▶ The problem
Format every line of the data below as a numbered list, leaving out blank lines and pictures.

Layout coordinate data:
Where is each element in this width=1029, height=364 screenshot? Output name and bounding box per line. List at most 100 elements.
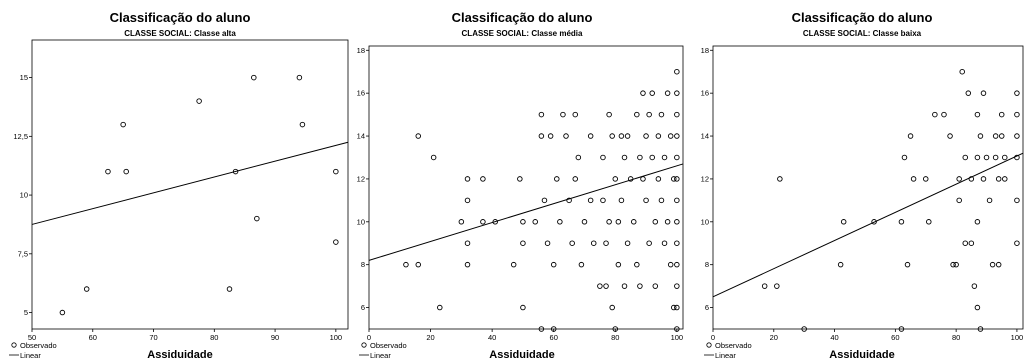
x-tick-label: 40 xyxy=(488,333,496,342)
y-tick-label: 15 xyxy=(20,73,28,82)
data-point xyxy=(968,240,975,246)
y-tick-label: 6 xyxy=(361,303,365,312)
data-point xyxy=(587,197,594,204)
data-point xyxy=(538,133,545,139)
data-point xyxy=(674,304,680,311)
x-tick-label: 80 xyxy=(210,333,218,342)
data-point xyxy=(464,176,471,182)
data-point xyxy=(560,111,566,118)
data-point xyxy=(941,111,947,118)
y-tick-label: 12,5 xyxy=(13,132,28,141)
x-tick-label: 20 xyxy=(426,333,434,342)
data-point xyxy=(953,261,959,268)
data-point xyxy=(671,176,677,182)
data-point xyxy=(674,219,680,225)
data-point xyxy=(674,154,680,161)
data-point xyxy=(761,283,768,289)
legend-label-observado: Observado xyxy=(370,341,407,350)
data-point xyxy=(572,111,579,118)
data-point xyxy=(634,111,640,118)
data-point xyxy=(590,240,597,246)
data-point xyxy=(643,133,649,139)
data-point xyxy=(926,219,932,225)
data-point xyxy=(1002,176,1008,182)
data-point xyxy=(643,197,649,204)
x-tick-label: 40 xyxy=(830,333,838,342)
data-point xyxy=(600,154,606,161)
x-tick-label: 100 xyxy=(1011,333,1024,342)
data-point xyxy=(674,133,680,139)
data-point xyxy=(971,283,978,289)
data-point xyxy=(998,111,1005,118)
data-point xyxy=(655,133,662,139)
data-point xyxy=(578,261,585,268)
data-point xyxy=(226,286,233,292)
data-point xyxy=(597,283,603,289)
data-point xyxy=(974,111,981,118)
data-point xyxy=(980,176,987,182)
data-point xyxy=(649,154,655,161)
data-point xyxy=(674,68,680,75)
data-point xyxy=(618,133,625,139)
data-point xyxy=(655,176,662,182)
data-point xyxy=(983,154,990,161)
x-tick-label: 0 xyxy=(367,333,371,342)
chart-panel-classe-media: Classificação do aluno CLASSE SOCIAL: Cla… xyxy=(350,0,695,364)
data-point xyxy=(254,215,260,222)
data-point xyxy=(649,90,655,96)
data-point xyxy=(120,121,126,128)
data-point xyxy=(458,219,465,225)
data-point xyxy=(520,304,526,311)
data-point xyxy=(520,240,526,246)
chart-subtitle: CLASSE SOCIAL: Classe alta xyxy=(124,29,236,38)
x-tick-label: 60 xyxy=(891,333,899,342)
data-point xyxy=(1014,240,1020,246)
data-point xyxy=(464,240,471,246)
data-point xyxy=(480,176,486,182)
x-tick-label: 100 xyxy=(330,333,343,342)
y-tick-label: 10 xyxy=(357,217,365,226)
data-point xyxy=(667,133,674,139)
data-point xyxy=(962,154,969,161)
data-point xyxy=(974,154,981,161)
data-point xyxy=(634,261,640,268)
data-point xyxy=(430,154,437,161)
data-point xyxy=(575,154,582,161)
data-point xyxy=(965,90,972,96)
data-point xyxy=(977,326,984,332)
x-tick-label: 80 xyxy=(952,333,960,342)
data-point xyxy=(661,240,668,246)
legend-label-linear: Linear xyxy=(370,351,391,360)
x-tick-label: 100 xyxy=(671,333,684,342)
data-point xyxy=(566,197,572,204)
chart-title: Classificação do aluno xyxy=(452,10,593,25)
legend-marker-observado xyxy=(361,342,367,348)
y-tick-label: 8 xyxy=(361,260,365,269)
chart-title: Classificação do aluno xyxy=(110,10,251,25)
data-point xyxy=(415,133,422,139)
data-point xyxy=(959,68,965,75)
x-tick-label: 90 xyxy=(271,333,279,342)
y-tick-label: 6 xyxy=(705,303,709,312)
x-axis-label: Assiduidade xyxy=(489,349,554,361)
data-point xyxy=(1014,197,1020,204)
x-axis-label: Assiduidade xyxy=(147,349,212,361)
data-point xyxy=(296,74,303,81)
data-point xyxy=(986,197,993,204)
data-point xyxy=(671,304,677,311)
y-tick-label: 12 xyxy=(357,174,365,183)
data-point xyxy=(621,283,628,289)
data-point xyxy=(992,133,999,139)
x-tick-label: 60 xyxy=(550,333,558,342)
data-point xyxy=(652,219,659,225)
x-axis-label: Assiduidade xyxy=(829,349,894,361)
data-point xyxy=(299,121,306,128)
data-point xyxy=(801,326,807,332)
data-point xyxy=(837,261,844,268)
plot-frame xyxy=(368,45,684,330)
data-point xyxy=(557,219,563,225)
y-tick-label: 7,5 xyxy=(18,249,28,258)
data-point xyxy=(956,176,962,182)
y-tick-label: 16 xyxy=(701,89,709,98)
data-point xyxy=(547,133,554,139)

▶ Correct answer
1. Where is each element in this width=1029, height=364 screenshot? Output name and bounding box per line. List at most 100 elements.
2. x-tick-label: 40 xyxy=(488,333,496,342)
3. y-tick-label: 15 xyxy=(20,73,28,82)
4. data-point xyxy=(968,240,975,246)
5. y-tick-label: 6 xyxy=(361,303,365,312)
6. data-point xyxy=(587,197,594,204)
7. data-point xyxy=(538,133,545,139)
8. data-point xyxy=(674,304,680,311)
9. x-tick-label: 80 xyxy=(210,333,218,342)
10. data-point xyxy=(464,176,471,182)
11. data-point xyxy=(560,111,566,118)
12. data-point xyxy=(941,111,947,118)
13. y-tick-label: 12,5 xyxy=(13,132,28,141)
14. x-tick-label: 20 xyxy=(426,333,434,342)
15. data-point xyxy=(953,261,959,268)
16. data-point xyxy=(671,176,677,182)
17. data-point xyxy=(674,219,680,225)
18. data-point xyxy=(674,154,680,161)
19. data-point xyxy=(761,283,768,289)
20. legend-label-observado: Observado xyxy=(370,341,407,350)
21. data-point xyxy=(572,111,579,118)
22. data-point xyxy=(634,111,640,118)
23. data-point xyxy=(590,240,597,246)
24. data-point xyxy=(643,133,649,139)
25. data-point xyxy=(926,219,932,225)
26. data-point xyxy=(1002,176,1008,182)
27. data-point xyxy=(643,197,649,204)
28. x-tick-label: 40 xyxy=(830,333,838,342)
29. data-point xyxy=(600,154,606,161)
30. x-tick-label: 100 xyxy=(1011,333,1024,342)
31. data-point xyxy=(674,133,680,139)
32. data-point xyxy=(971,283,978,289)
33. data-point xyxy=(998,111,1005,118)
34. data-point xyxy=(655,133,662,139)
35. data-point xyxy=(578,261,585,268)
36. data-point xyxy=(226,286,233,292)
37. data-point xyxy=(597,283,603,289)
38. data-point xyxy=(974,111,981,118)
39. data-point xyxy=(980,176,987,182)
40. data-point xyxy=(649,154,655,161)
41. data-point xyxy=(674,68,680,75)
42. data-point xyxy=(618,133,625,139)
43. data-point xyxy=(655,176,662,182)
44. data-point xyxy=(983,154,990,161)
45. x-tick-label: 0 xyxy=(367,333,371,342)
46. chart-panel-classe-media: Classificação do aluno CLASSE SOCIAL: Cla… xyxy=(350,0,695,364)
47. data-point xyxy=(254,215,260,222)
48. data-point xyxy=(649,90,655,96)
49. data-point xyxy=(120,121,126,128)
50. data-point xyxy=(458,219,465,225)
51. data-point xyxy=(520,304,526,311)
52. data-point xyxy=(520,240,526,246)
53. chart-subtitle: CLASSE SOCIAL: Classe alta xyxy=(124,29,236,38)
54. x-tick-label: 60 xyxy=(891,333,899,342)
55. data-point xyxy=(1014,240,1020,246)
56. data-point xyxy=(464,240,471,246)
57. data-point xyxy=(480,176,486,182)
58. x-tick-label: 100 xyxy=(330,333,343,342)
59. y-tick-label: 10 xyxy=(357,217,365,226)
60. data-point xyxy=(667,133,674,139)
61. data-point xyxy=(962,154,969,161)
62. data-point xyxy=(974,154,981,161)
63. data-point xyxy=(634,261,640,268)
64. data-point xyxy=(430,154,437,161)
65. data-point xyxy=(575,154,582,161)
66. data-point xyxy=(965,90,972,96)
67. data-point xyxy=(977,326,984,332)
68. x-tick-label: 80 xyxy=(952,333,960,342)
69. data-point xyxy=(661,240,668,246)
70. legend-label-linear: Linear xyxy=(370,351,391,360)
71. x-tick-label: 100 xyxy=(671,333,684,342)
72. data-point xyxy=(566,197,572,204)
73. chart-title: Classificação do aluno xyxy=(452,10,593,25)
74. legend-marker-observado xyxy=(361,342,367,348)
75. y-tick-label: 8 xyxy=(361,260,365,269)
76. chart-title: Classificação do aluno xyxy=(110,10,251,25)
77. data-point xyxy=(415,133,422,139)
78. data-point xyxy=(959,68,965,75)
79. x-tick-label: 90 xyxy=(271,333,279,342)
80. y-tick-label: 6 xyxy=(705,303,709,312)
81. x-axis-label: Assiduidade xyxy=(489,349,554,361)
82. data-point xyxy=(1014,197,1020,204)
83. x-axis-label: Assiduidade xyxy=(147,349,212,361)
84. data-point xyxy=(296,74,303,81)
85. data-point xyxy=(986,197,993,204)
86. data-point xyxy=(671,304,677,311)
87. y-tick-label: 12 xyxy=(357,174,365,183)
88. data-point xyxy=(621,283,628,289)
89. data-point xyxy=(992,133,999,139)
90. x-tick-label: 60 xyxy=(550,333,558,342)
91. data-point xyxy=(652,219,659,225)
92. x-axis-label: Assiduidade xyxy=(829,349,894,361)
93. data-point xyxy=(299,121,306,128)
94. data-point xyxy=(801,326,807,332)
95. data-point xyxy=(837,261,844,268)
96. plot-frame xyxy=(368,45,684,330)
97. data-point xyxy=(557,219,563,225)
98. y-tick-label: 7,5 xyxy=(18,249,28,258)
99. data-point xyxy=(956,176,962,182)
100. y-tick-label: 16 xyxy=(701,89,709,98)
101. data-point xyxy=(547,133,554,139)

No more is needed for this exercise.